_WHAT NEEDS TO BE DONE_
Reproduce all of the data that follows, character for character.

_DATA PROVIDED_
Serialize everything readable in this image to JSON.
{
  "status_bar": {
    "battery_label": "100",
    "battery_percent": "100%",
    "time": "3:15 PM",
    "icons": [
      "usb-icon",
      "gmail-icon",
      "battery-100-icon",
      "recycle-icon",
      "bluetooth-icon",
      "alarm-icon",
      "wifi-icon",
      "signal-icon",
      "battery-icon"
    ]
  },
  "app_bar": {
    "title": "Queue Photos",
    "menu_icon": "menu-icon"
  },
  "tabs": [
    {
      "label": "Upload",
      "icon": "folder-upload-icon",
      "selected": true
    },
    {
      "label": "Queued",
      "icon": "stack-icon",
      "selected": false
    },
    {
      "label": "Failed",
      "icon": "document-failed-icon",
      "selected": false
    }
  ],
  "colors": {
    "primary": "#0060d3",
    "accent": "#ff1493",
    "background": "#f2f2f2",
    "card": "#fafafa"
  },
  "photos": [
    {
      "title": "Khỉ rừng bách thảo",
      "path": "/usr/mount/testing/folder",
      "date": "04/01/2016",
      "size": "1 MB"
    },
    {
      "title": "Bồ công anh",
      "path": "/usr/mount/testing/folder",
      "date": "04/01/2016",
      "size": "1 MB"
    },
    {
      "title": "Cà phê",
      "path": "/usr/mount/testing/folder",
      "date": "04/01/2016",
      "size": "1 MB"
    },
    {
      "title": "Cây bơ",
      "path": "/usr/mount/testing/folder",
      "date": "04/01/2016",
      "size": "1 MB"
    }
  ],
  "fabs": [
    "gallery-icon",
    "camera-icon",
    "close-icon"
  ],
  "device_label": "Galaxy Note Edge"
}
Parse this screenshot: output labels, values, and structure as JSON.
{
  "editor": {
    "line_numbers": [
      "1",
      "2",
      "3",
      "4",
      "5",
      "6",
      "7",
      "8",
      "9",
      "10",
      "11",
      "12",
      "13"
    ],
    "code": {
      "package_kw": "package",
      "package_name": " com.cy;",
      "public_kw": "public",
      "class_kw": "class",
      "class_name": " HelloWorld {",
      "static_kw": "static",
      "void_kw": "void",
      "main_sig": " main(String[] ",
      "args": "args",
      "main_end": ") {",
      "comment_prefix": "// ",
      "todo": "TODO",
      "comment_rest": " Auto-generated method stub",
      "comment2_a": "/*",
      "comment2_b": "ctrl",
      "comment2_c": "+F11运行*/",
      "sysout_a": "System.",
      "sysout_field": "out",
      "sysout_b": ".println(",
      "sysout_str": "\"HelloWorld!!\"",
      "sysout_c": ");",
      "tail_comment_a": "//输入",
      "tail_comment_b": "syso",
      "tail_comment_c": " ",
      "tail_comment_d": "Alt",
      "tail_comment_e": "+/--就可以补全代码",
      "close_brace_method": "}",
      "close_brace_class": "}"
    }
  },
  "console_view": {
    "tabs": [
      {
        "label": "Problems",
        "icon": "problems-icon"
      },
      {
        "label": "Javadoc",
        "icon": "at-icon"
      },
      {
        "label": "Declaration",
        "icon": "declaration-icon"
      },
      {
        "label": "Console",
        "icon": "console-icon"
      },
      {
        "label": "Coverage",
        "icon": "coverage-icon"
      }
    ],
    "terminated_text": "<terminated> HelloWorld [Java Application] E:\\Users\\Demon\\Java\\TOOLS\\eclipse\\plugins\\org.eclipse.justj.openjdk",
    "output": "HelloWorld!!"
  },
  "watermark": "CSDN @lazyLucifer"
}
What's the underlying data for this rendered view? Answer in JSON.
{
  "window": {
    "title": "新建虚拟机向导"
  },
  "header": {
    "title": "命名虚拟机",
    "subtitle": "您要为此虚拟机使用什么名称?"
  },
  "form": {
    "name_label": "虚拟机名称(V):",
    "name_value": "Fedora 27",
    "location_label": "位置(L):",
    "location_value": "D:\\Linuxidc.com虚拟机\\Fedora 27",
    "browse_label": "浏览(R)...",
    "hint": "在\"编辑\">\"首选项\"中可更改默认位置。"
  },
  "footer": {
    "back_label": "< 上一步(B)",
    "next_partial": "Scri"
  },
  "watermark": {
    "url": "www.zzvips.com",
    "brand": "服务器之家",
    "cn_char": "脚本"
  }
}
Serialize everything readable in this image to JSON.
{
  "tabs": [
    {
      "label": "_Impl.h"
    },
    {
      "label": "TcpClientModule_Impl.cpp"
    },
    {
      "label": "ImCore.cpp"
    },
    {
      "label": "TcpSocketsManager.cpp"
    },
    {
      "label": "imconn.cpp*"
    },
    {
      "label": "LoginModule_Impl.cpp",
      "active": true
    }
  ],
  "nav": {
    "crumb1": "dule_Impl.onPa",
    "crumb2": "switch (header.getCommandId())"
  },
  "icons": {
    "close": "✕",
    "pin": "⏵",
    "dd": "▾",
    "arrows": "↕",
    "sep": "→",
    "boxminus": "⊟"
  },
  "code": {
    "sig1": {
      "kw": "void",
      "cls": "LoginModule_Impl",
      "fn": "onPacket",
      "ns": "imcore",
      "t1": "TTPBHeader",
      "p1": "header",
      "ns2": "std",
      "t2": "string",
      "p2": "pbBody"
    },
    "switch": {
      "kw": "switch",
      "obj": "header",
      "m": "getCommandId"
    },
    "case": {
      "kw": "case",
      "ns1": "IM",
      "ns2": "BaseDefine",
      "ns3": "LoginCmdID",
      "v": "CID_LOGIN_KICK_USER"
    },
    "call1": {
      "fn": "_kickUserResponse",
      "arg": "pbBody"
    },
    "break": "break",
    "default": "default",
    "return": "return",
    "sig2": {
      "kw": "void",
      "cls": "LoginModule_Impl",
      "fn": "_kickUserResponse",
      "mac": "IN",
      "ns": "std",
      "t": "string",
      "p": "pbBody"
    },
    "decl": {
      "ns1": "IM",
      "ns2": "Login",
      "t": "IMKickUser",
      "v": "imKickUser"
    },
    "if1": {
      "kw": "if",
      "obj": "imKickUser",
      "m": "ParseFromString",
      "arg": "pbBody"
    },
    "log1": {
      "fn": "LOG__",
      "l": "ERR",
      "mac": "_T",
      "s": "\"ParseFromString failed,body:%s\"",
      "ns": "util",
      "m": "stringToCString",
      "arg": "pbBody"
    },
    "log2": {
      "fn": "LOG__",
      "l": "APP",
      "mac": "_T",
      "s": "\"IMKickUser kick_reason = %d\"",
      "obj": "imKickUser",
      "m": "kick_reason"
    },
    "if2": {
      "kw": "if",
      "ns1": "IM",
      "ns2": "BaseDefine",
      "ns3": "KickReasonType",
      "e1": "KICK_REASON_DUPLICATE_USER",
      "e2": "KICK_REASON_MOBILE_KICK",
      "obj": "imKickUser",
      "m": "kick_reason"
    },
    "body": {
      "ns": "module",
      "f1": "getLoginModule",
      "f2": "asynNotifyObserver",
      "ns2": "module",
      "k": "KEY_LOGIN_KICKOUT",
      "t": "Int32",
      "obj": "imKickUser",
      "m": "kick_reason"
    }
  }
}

_EXERCISE SOLUTION_
Serialize everything readable in this image to JSON.
{
  "status_bar": {
    "battery_label": "100",
    "battery_percent": "100%",
    "time": "3:15 PM",
    "icons": [
      "usb-icon",
      "gmail-icon",
      "battery-100-icon",
      "recycle-icon",
      "bluetooth-icon",
      "alarm-icon",
      "wifi-icon",
      "signal-icon",
      "battery-icon"
    ]
  },
  "app_bar": {
    "title": "Queue Photos",
    "menu_icon": "menu-icon"
  },
  "tabs": [
    {
      "label": "Upload",
      "icon": "folder-upload-icon",
      "selected": true
    },
    {
      "label": "Queued",
      "icon": "stack-icon",
      "selected": false
    },
    {
      "label": "Failed",
      "icon": "document-failed-icon",
      "selected": false
    }
  ],
  "colors": {
    "primary": "#0060d3",
    "accent": "#ff1493",
    "background": "#f2f2f2",
    "card": "#fafafa"
  },
  "photos": [
    {
      "title": "Khỉ rừng bách thảo",
      "path": "/usr/mount/testing/folder",
      "date": "04/01/2016",
      "size": "1 MB"
    },
    {
      "title": "Bồ công anh",
      "path": "/usr/mount/testing/folder",
      "date": "04/01/2016",
      "size": "1 MB"
    },
    {
      "title": "Cà phê",
      "path": "/usr/mount/testing/folder",
      "date": "04/01/2016",
      "size": "1 MB"
    },
    {
      "title": "Cây bơ",
      "path": "/usr/mount/testing/folder",
      "date": "04/01/2016",
      "size": "1 MB"
    }
  ],
  "fabs": [
    "gallery-icon",
    "camera-icon",
    "close-icon"
  ],
  "device_label": "Galaxy Note Edge"
}
Parse this screenshot: output labels, values, and structure as JSON.
{
  "editor": {
    "line_numbers": [
      "1",
      "2",
      "3",
      "4",
      "5",
      "6",
      "7",
      "8",
      "9",
      "10",
      "11",
      "12",
      "13"
    ],
    "code": {
      "package_kw": "package",
      "package_name": " com.cy;",
      "public_kw": "public",
      "class_kw": "class",
      "class_name": " HelloWorld {",
      "static_kw": "static",
      "void_kw": "void",
      "main_sig": " main(String[] ",
      "args": "args",
      "main_end": ") {",
      "comment_prefix": "// ",
      "todo": "TODO",
      "comment_rest": " Auto-generated method stub",
      "comment2_a": "/*",
      "comment2_b": "ctrl",
      "comment2_c": "+F11运行*/",
      "sysout_a": "System.",
      "sysout_field": "out",
      "sysout_b": ".println(",
      "sysout_str": "\"HelloWorld!!\"",
      "sysout_c": ");",
      "tail_comment_a": "//输入",
      "tail_comment_b": "syso",
      "tail_comment_c": " ",
      "tail_comment_d": "Alt",
      "tail_comment_e": "+/--就可以补全代码",
      "close_brace_method": "}",
      "close_brace_class": "}"
    }
  },
  "console_view": {
    "tabs": [
      {
        "label": "Problems",
        "icon": "problems-icon"
      },
      {
        "label": "Javadoc",
        "icon": "at-icon"
      },
      {
        "label": "Declaration",
        "icon": "declaration-icon"
      },
      {
        "label": "Console",
        "icon": "console-icon"
      },
      {
        "label": "Coverage",
        "icon": "coverage-icon"
      }
    ],
    "terminated_text": "<terminated> HelloWorld [Java Application] E:\\Users\\Demon\\Java\\TOOLS\\eclipse\\plugins\\org.eclipse.justj.openjdk",
    "output": "HelloWorld!!"
  },
  "watermark": "CSDN @lazyLucifer"
}
What's the underlying data for this rendered view? Answer in JSON.
{
  "window": {
    "title": "新建虚拟机向导"
  },
  "header": {
    "title": "命名虚拟机",
    "subtitle": "您要为此虚拟机使用什么名称?"
  },
  "form": {
    "name_label": "虚拟机名称(V):",
    "name_value": "Fedora 27",
    "location_label": "位置(L):",
    "location_value": "D:\\Linuxidc.com虚拟机\\Fedora 27",
    "browse_label": "浏览(R)...",
    "hint": "在\"编辑\">\"首选项\"中可更改默认位置。"
  },
  "footer": {
    "back_label": "< 上一步(B)",
    "next_partial": "Scri"
  },
  "watermark": {
    "url": "www.zzvips.com",
    "brand": "服务器之家",
    "cn_char": "脚本"
  }
}
Serialize everything readable in this image to JSON.
{
  "tabs": [
    {
      "label": "_Impl.h"
    },
    {
      "label": "TcpClientModule_Impl.cpp"
    },
    {
      "label": "ImCore.cpp"
    },
    {
      "label": "TcpSocketsManager.cpp"
    },
    {
      "label": "imconn.cpp*"
    },
    {
      "label": "LoginModule_Impl.cpp",
      "active": true
    }
  ],
  "nav": {
    "crumb1": "dule_Impl.onPa",
    "crumb2": "switch (header.getCommandId())"
  },
  "icons": {
    "close": "✕",
    "pin": "⏵",
    "dd": "▾",
    "arrows": "↕",
    "sep": "→",
    "boxminus": "⊟"
  },
  "code": {
    "sig1": {
      "kw": "void",
      "cls": "LoginModule_Impl",
      "fn": "onPacket",
      "ns": "imcore",
      "t1": "TTPBHeader",
      "p1": "header",
      "ns2": "std",
      "t2": "string",
      "p2": "pbBody"
    },
    "switch": {
      "kw": "switch",
      "obj": "header",
      "m": "getCommandId"
    },
    "case": {
      "kw": "case",
      "ns1": "IM",
      "ns2": "BaseDefine",
      "ns3": "LoginCmdID",
      "v": "CID_LOGIN_KICK_USER"
    },
    "call1": {
      "fn": "_kickUserResponse",
      "arg": "pbBody"
    },
    "break": "break",
    "default": "default",
    "return": "return",
    "sig2": {
      "kw": "void",
      "cls": "LoginModule_Impl",
      "fn": "_kickUserResponse",
      "mac": "IN",
      "ns": "std",
      "t": "string",
      "p": "pbBody"
    },
    "decl": {
      "ns1": "IM",
      "ns2": "Login",
      "t": "IMKickUser",
      "v": "imKickUser"
    },
    "if1": {
      "kw": "if",
      "obj": "imKickUser",
      "m": "ParseFromString",
      "arg": "pbBody"
    },
    "log1": {
      "fn": "LOG__",
      "l": "ERR",
      "mac": "_T",
      "s": "\"ParseFromString failed,body:%s\"",
      "ns": "util",
      "m": "stringToCString",
      "arg": "pbBody"
    },
    "log2": {
      "fn": "LOG__",
      "l": "APP",
      "mac": "_T",
      "s": "\"IMKickUser kick_reason = %d\"",
      "obj": "imKickUser",
      "m": "kick_reason"
    },
    "if2": {
      "kw": "if",
      "ns1": "IM",
      "ns2": "BaseDefine",
      "ns3": "KickReasonType",
      "e1": "KICK_REASON_DUPLICATE_USER",
      "e2": "KICK_REASON_MOBILE_KICK",
      "obj": "imKickUser",
      "m": "kick_reason"
    },
    "body": {
      "ns": "module",
      "f1": "getLoginModule",
      "f2": "asynNotifyObserver",
      "ns2": "module",
      "k": "KEY_LOGIN_KICKOUT",
      "t": "Int32",
      "obj": "imKickUser",
      "m": "kick_reason"
    }
  }
}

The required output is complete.